# What the exercise asks:
Would you pull out every line of the material that contains the string "resource"?

# Materials provided:
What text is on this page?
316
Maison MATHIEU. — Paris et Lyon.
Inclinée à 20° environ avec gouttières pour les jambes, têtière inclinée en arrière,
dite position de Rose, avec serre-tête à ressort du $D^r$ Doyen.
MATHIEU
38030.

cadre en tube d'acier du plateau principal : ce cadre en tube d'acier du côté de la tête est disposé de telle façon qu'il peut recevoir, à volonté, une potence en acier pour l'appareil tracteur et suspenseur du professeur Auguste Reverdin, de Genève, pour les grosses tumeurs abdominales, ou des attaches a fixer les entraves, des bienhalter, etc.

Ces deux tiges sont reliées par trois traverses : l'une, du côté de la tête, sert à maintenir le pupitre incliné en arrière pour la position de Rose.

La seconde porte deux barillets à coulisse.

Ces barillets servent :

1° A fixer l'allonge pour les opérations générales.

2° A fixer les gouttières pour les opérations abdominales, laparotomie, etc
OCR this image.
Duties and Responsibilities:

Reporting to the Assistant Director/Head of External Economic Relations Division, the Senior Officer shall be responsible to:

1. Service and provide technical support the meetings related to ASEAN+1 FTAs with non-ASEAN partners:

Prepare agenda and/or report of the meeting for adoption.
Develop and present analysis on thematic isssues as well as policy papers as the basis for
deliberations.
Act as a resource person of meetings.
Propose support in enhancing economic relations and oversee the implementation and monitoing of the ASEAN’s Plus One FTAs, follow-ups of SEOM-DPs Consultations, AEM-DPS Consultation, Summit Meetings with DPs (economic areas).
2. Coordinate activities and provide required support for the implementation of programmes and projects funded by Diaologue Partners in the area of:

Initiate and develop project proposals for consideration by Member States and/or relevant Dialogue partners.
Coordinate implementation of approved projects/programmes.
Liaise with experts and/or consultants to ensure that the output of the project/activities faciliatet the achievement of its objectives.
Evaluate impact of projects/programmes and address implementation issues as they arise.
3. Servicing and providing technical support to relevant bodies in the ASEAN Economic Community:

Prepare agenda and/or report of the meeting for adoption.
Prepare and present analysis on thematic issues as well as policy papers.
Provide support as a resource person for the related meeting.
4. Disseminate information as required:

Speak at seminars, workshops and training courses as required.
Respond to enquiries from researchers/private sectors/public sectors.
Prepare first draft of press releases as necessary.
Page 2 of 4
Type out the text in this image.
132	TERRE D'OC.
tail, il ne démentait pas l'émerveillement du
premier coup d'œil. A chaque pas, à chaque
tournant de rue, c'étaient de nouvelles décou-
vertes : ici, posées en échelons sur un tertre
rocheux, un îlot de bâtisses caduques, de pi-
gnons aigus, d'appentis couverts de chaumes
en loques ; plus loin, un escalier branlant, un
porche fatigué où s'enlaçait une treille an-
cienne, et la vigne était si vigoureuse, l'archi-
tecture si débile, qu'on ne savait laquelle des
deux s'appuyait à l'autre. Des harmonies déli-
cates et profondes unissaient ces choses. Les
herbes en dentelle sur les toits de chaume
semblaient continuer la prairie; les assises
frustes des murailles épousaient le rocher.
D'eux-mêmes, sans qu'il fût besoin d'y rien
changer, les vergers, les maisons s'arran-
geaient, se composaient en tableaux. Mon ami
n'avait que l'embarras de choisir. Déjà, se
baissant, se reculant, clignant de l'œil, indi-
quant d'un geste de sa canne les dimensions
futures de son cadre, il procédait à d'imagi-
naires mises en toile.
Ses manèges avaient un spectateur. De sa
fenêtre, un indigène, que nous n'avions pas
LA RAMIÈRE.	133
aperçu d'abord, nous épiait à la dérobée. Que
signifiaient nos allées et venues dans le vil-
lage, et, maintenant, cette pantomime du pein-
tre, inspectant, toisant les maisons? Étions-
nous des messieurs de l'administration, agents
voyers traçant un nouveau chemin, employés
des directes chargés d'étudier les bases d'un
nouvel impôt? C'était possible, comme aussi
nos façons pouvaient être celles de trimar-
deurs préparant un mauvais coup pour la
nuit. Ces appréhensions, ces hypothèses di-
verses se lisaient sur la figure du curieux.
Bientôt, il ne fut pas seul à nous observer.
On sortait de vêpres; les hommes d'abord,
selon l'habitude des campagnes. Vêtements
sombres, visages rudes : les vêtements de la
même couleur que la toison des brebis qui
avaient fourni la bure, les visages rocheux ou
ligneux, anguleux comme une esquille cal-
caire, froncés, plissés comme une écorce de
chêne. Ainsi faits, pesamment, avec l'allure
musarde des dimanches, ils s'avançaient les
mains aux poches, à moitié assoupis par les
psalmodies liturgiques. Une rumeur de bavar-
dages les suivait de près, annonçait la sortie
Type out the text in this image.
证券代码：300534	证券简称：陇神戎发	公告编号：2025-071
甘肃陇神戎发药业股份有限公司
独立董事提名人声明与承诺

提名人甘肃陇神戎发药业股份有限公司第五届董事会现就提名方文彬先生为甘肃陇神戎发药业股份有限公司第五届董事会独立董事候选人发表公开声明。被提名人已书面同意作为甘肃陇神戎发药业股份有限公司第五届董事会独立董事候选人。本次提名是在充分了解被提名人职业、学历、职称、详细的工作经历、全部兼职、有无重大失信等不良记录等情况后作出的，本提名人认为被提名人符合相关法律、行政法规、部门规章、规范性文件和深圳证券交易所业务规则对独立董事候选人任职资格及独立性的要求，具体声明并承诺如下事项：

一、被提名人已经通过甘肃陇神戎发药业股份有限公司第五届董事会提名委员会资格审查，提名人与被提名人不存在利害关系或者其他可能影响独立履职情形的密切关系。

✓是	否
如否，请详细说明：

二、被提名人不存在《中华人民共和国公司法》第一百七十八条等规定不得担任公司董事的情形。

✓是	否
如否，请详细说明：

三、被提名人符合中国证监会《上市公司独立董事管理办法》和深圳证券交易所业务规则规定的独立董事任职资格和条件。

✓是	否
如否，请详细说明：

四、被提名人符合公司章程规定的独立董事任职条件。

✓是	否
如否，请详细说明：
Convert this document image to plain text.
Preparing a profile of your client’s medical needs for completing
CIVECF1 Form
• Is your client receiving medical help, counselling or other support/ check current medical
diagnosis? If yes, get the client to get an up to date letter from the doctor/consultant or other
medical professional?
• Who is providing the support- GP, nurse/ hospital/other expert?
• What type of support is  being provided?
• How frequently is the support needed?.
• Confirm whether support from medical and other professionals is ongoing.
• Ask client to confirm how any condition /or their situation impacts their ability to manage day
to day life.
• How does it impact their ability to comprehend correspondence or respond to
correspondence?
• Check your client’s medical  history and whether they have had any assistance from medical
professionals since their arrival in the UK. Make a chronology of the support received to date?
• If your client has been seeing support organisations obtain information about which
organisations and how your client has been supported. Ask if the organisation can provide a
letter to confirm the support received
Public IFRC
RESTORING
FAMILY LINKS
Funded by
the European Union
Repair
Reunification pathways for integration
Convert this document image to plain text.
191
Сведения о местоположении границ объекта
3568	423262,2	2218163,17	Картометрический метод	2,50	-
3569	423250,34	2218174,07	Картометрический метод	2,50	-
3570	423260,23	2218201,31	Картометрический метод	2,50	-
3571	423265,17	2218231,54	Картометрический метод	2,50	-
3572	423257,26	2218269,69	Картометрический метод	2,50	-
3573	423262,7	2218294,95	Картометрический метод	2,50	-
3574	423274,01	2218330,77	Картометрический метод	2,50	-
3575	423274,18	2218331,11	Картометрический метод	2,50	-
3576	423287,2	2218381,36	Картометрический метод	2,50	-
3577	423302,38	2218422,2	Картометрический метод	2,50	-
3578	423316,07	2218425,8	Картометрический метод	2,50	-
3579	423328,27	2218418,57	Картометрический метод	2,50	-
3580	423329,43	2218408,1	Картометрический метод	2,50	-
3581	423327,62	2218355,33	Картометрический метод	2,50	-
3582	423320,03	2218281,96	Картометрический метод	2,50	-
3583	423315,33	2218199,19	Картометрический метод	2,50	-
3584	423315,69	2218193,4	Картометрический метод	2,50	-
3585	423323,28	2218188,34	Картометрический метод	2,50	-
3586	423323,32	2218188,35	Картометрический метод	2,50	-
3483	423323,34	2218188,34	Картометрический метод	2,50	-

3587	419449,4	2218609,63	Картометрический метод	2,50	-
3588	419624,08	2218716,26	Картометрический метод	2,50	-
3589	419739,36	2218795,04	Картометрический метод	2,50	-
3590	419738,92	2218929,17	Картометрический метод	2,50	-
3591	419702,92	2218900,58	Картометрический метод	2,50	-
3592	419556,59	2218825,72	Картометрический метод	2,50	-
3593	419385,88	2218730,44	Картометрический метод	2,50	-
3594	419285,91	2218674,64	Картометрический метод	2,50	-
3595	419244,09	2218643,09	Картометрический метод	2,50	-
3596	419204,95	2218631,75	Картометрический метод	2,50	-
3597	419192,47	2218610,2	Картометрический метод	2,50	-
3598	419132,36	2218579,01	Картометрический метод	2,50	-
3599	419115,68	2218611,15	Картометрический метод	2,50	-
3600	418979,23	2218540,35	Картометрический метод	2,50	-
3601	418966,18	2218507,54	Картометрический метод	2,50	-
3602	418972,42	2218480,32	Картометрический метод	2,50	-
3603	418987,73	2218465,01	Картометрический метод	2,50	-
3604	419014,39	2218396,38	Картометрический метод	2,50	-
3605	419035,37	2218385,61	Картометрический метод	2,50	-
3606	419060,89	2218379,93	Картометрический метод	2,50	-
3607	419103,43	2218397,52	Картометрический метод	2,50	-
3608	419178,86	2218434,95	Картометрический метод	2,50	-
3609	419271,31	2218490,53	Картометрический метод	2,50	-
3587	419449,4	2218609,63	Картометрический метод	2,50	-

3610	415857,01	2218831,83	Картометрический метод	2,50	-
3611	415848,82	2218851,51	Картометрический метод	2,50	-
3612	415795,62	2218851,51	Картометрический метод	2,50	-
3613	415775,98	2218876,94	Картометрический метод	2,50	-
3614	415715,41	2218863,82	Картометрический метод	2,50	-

# Finished answer:
Act as a resource person of meetings.
Provide support as a resource person for the related meeting.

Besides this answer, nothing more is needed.